● **THE TASK**: List each line in which the string "possible" appears.

(Collected data entries)

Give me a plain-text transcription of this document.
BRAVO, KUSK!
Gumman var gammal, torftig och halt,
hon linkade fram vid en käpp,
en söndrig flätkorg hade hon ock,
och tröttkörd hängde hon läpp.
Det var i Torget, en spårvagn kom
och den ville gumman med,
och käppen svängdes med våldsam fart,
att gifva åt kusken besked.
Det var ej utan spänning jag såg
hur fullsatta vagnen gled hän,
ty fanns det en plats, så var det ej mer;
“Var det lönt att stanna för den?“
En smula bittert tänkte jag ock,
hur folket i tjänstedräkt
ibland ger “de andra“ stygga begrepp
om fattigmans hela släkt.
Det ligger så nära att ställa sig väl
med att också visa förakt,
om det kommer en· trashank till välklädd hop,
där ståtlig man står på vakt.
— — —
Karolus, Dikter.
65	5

--

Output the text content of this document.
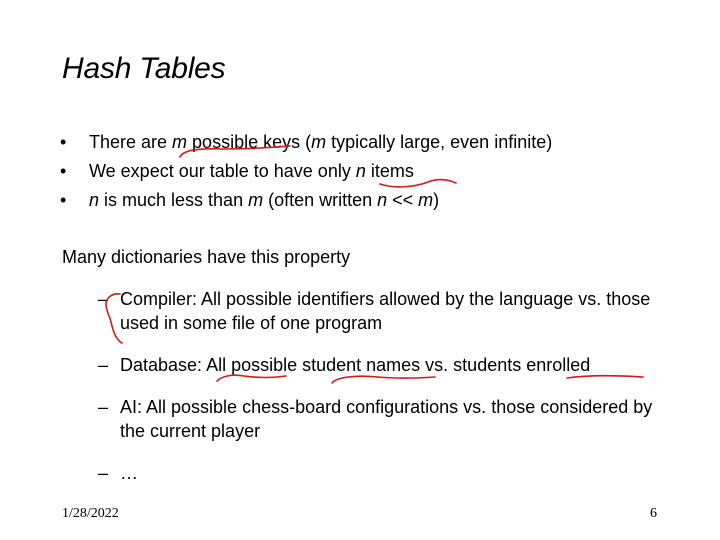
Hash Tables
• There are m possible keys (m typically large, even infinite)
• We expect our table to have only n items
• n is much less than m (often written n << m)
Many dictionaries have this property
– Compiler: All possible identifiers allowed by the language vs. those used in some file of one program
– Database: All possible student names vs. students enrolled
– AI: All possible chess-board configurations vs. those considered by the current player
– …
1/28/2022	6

● **REPLY TO THE TASK**:
• There are m possible keys (m typically large, even infinite)
– Compiler: All possible identifiers allowed by the language vs. those used in some file of one program
– Database: All possible student names vs. students enrolled
– AI: All possible chess-board configurations vs. those considered by the current player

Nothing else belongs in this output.